**DATA SHOWN**
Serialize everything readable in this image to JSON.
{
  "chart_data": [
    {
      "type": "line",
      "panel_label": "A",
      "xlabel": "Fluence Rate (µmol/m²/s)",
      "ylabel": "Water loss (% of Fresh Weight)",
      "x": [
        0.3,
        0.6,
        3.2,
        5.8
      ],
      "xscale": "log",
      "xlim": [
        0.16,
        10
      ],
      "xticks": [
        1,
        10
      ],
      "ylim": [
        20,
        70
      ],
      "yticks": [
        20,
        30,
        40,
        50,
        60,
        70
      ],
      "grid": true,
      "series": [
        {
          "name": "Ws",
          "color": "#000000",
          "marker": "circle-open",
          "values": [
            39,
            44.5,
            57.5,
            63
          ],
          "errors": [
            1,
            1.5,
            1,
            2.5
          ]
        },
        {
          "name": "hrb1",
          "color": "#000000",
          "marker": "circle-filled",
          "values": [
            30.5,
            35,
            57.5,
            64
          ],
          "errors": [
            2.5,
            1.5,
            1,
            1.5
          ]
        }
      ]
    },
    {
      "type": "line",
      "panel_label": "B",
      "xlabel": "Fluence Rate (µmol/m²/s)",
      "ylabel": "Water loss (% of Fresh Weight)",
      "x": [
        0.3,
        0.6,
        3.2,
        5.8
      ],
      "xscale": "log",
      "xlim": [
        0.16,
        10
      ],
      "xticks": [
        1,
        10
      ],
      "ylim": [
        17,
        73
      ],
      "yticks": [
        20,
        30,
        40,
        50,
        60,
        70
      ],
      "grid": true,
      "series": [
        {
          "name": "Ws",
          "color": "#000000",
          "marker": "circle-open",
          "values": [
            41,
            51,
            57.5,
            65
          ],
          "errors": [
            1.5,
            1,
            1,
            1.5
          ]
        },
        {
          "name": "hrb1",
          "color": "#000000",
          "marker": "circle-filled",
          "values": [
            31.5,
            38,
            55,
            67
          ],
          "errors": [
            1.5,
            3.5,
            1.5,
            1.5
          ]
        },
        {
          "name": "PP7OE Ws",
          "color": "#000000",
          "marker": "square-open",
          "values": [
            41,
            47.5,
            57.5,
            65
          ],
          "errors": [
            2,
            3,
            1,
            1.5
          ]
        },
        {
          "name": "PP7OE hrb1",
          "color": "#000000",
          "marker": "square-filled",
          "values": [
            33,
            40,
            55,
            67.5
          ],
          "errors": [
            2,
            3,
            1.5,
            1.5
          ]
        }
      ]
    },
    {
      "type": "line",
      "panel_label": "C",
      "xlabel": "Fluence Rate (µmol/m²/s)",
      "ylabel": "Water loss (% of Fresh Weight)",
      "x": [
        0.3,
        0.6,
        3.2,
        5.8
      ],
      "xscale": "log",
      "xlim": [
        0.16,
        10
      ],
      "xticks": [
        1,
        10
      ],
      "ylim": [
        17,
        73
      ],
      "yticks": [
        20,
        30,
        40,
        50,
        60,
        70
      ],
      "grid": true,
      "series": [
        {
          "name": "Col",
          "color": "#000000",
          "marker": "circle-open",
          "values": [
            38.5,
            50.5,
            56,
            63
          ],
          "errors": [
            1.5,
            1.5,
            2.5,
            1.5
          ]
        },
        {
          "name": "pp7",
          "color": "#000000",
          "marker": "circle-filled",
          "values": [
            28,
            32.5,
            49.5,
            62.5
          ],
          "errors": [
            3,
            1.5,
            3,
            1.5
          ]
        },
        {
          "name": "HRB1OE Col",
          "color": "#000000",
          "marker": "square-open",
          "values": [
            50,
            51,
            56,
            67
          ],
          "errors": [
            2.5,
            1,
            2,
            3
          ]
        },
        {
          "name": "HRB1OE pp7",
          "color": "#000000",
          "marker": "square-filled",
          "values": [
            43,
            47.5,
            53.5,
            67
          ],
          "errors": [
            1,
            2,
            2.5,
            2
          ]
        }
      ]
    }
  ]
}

**REQUIREMENT**
Your task is to repeat each line of the material exactly.

**FULL ANSWER**
Serialize everything readable in this image to JSON.
{
  "chart_data": [
    {
      "type": "line",
      "panel_label": "A",
      "xlabel": "Fluence Rate (µmol/m²/s)",
      "ylabel": "Water loss (% of Fresh Weight)",
      "x": [
        0.3,
        0.6,
        3.2,
        5.8
      ],
      "xscale": "log",
      "xlim": [
        0.16,
        10
      ],
      "xticks": [
        1,
        10
      ],
      "ylim": [
        20,
        70
      ],
      "yticks": [
        20,
        30,
        40,
        50,
        60,
        70
      ],
      "grid": true,
      "series": [
        {
          "name": "Ws",
          "color": "#000000",
          "marker": "circle-open",
          "values": [
            39,
            44.5,
            57.5,
            63
          ],
          "errors": [
            1,
            1.5,
            1,
            2.5
          ]
        },
        {
          "name": "hrb1",
          "color": "#000000",
          "marker": "circle-filled",
          "values": [
            30.5,
            35,
            57.5,
            64
          ],
          "errors": [
            2.5,
            1.5,
            1,
            1.5
          ]
        }
      ]
    },
    {
      "type": "line",
      "panel_label": "B",
      "xlabel": "Fluence Rate (µmol/m²/s)",
      "ylabel": "Water loss (% of Fresh Weight)",
      "x": [
        0.3,
        0.6,
        3.2,
        5.8
      ],
      "xscale": "log",
      "xlim": [
        0.16,
        10
      ],
      "xticks": [
        1,
        10
      ],
      "ylim": [
        17,
        73
      ],
      "yticks": [
        20,
        30,
        40,
        50,
        60,
        70
      ],
      "grid": true,
      "series": [
        {
          "name": "Ws",
          "color": "#000000",
          "marker": "circle-open",
          "values": [
            41,
            51,
            57.5,
            65
          ],
          "errors": [
            1.5,
            1,
            1,
            1.5
          ]
        },
        {
          "name": "hrb1",
          "color": "#000000",
          "marker": "circle-filled",
          "values": [
            31.5,
            38,
            55,
            67
          ],
          "errors": [
            1.5,
            3.5,
            1.5,
            1.5
          ]
        },
        {
          "name": "PP7OE Ws",
          "color": "#000000",
          "marker": "square-open",
          "values": [
            41,
            47.5,
            57.5,
            65
          ],
          "errors": [
            2,
            3,
            1,
            1.5
          ]
        },
        {
          "name": "PP7OE hrb1",
          "color": "#000000",
          "marker": "square-filled",
          "values": [
            33,
            40,
            55,
            67.5
          ],
          "errors": [
            2,
            3,
            1.5,
            1.5
          ]
        }
      ]
    },
    {
      "type": "line",
      "panel_label": "C",
      "xlabel": "Fluence Rate (µmol/m²/s)",
      "ylabel": "Water loss (% of Fresh Weight)",
      "x": [
        0.3,
        0.6,
        3.2,
        5.8
      ],
      "xscale": "log",
      "xlim": [
        0.16,
        10
      ],
      "xticks": [
        1,
        10
      ],
      "ylim": [
        17,
        73
      ],
      "yticks": [
        20,
        30,
        40,
        50,
        60,
        70
      ],
      "grid": true,
      "series": [
        {
          "name": "Col",
          "color": "#000000",
          "marker": "circle-open",
          "values": [
            38.5,
            50.5,
            56,
            63
          ],
          "errors": [
            1.5,
            1.5,
            2.5,
            1.5
          ]
        },
        {
          "name": "pp7",
          "color": "#000000",
          "marker": "circle-filled",
          "values": [
            28,
            32.5,
            49.5,
            62.5
          ],
          "errors": [
            3,
            1.5,
            3,
            1.5
          ]
        },
        {
          "name": "HRB1OE Col",
          "color": "#000000",
          "marker": "square-open",
          "values": [
            50,
            51,
            56,
            67
          ],
          "errors": [
            2.5,
            1,
            2,
            3
          ]
        },
        {
          "name": "HRB1OE pp7",
          "color": "#000000",
          "marker": "square-filled",
          "values": [
            43,
            47.5,
            53.5,
            67
          ],
          "errors": [
            1,
            2,
            2.5,
            2
          ]
        }
      ]
    }
  ]
}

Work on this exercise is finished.